>> Begin THE INPUT
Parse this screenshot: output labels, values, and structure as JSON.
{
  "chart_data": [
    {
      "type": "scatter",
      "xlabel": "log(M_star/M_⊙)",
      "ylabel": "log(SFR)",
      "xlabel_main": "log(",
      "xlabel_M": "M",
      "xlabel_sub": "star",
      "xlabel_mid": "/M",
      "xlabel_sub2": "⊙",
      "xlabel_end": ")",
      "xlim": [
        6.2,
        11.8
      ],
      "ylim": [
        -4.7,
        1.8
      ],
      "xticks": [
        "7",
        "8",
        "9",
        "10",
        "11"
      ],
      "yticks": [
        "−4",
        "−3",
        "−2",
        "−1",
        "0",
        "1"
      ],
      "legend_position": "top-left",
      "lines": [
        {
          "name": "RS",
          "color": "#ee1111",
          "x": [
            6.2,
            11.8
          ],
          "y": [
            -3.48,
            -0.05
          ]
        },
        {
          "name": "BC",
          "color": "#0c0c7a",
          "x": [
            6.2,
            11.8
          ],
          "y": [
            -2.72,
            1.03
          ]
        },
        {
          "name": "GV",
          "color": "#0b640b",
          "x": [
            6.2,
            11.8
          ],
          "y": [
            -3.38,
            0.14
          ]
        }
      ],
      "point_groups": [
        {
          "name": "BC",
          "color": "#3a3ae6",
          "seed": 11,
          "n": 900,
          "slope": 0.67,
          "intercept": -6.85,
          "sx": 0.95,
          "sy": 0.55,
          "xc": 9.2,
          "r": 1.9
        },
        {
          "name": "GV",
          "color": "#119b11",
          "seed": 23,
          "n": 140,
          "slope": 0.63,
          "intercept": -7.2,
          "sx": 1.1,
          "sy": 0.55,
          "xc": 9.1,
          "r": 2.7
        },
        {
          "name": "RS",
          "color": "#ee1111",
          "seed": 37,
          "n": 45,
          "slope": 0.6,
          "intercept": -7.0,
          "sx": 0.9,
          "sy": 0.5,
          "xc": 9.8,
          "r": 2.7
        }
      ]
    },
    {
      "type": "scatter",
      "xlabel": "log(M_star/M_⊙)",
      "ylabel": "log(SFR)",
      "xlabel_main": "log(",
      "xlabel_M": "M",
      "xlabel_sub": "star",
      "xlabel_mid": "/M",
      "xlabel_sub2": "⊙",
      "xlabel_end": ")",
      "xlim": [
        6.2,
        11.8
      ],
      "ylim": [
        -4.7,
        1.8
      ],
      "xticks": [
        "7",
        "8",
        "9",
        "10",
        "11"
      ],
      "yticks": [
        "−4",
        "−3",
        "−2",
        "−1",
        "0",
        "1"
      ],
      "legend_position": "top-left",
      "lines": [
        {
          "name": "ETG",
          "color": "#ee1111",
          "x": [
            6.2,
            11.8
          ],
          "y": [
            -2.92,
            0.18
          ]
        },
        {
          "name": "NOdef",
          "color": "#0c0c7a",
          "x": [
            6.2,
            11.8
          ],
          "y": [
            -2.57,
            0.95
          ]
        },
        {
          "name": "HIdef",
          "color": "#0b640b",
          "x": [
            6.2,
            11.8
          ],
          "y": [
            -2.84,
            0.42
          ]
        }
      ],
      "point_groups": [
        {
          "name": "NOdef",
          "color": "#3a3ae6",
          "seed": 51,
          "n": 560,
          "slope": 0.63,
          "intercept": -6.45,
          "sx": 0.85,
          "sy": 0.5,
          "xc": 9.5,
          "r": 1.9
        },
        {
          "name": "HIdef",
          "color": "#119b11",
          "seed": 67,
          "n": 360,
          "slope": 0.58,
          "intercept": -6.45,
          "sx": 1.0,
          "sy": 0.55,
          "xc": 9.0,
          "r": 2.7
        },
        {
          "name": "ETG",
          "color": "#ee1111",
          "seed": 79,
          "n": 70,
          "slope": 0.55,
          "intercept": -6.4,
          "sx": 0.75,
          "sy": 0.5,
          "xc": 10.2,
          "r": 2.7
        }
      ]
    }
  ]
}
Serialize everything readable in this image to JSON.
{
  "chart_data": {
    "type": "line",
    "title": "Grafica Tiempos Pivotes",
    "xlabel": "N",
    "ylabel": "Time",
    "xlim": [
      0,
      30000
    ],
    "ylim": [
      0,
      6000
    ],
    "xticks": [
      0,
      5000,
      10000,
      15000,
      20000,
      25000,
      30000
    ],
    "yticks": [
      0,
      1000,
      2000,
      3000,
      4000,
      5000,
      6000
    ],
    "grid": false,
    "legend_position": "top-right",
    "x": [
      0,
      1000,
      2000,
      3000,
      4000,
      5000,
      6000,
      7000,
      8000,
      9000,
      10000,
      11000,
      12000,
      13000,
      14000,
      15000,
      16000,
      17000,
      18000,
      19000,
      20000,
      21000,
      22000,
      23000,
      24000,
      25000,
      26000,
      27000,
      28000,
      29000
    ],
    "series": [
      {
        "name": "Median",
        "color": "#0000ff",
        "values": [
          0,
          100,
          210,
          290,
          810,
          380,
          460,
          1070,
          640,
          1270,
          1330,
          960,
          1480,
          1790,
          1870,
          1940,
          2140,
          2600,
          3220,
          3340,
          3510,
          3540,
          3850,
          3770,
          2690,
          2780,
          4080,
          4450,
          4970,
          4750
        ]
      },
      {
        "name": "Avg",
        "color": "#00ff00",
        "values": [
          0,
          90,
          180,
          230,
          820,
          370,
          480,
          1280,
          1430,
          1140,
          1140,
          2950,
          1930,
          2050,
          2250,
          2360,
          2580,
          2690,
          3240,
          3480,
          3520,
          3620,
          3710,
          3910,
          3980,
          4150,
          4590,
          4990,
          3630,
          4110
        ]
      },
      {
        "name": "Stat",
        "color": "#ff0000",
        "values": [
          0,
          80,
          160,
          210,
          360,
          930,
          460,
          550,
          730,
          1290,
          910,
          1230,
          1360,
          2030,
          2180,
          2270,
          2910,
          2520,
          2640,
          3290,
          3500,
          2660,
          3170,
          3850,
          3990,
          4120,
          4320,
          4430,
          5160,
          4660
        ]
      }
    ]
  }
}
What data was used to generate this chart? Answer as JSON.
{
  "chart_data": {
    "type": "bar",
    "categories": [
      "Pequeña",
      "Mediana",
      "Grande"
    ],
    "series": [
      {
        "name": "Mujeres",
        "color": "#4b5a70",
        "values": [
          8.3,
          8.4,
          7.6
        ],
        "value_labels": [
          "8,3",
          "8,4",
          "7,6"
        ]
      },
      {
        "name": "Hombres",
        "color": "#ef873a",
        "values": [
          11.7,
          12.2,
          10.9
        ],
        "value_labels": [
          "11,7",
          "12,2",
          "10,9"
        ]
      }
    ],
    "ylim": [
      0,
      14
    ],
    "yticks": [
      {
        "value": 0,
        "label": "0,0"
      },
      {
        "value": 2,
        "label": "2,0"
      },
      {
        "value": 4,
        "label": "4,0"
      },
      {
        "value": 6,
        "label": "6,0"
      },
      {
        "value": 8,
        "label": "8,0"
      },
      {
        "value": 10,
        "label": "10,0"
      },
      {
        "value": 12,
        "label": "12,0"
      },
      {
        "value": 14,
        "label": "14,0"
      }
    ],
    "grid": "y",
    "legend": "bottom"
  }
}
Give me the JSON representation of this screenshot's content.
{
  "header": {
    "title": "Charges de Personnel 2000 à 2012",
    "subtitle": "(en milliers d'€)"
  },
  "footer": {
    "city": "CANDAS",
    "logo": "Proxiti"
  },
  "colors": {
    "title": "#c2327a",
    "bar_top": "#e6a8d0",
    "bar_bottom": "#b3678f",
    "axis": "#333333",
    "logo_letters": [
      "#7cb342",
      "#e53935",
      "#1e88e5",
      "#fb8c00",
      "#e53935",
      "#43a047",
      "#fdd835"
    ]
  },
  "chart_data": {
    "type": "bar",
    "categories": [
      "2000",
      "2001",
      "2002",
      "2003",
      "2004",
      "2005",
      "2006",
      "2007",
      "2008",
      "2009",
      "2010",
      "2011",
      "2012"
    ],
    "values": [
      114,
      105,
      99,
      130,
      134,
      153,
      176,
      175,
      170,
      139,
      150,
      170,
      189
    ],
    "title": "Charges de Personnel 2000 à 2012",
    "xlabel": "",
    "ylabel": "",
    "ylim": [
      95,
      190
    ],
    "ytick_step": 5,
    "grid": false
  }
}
>> End THE INPUT
* _OBJECTIVE_: Copy every line of the listing that includes the string "screenshot".

* _TASK RESPONSE_:
Parse this screenshot: output labels, values, and structure as JSON.
Give me the JSON representation of this screenshot's content.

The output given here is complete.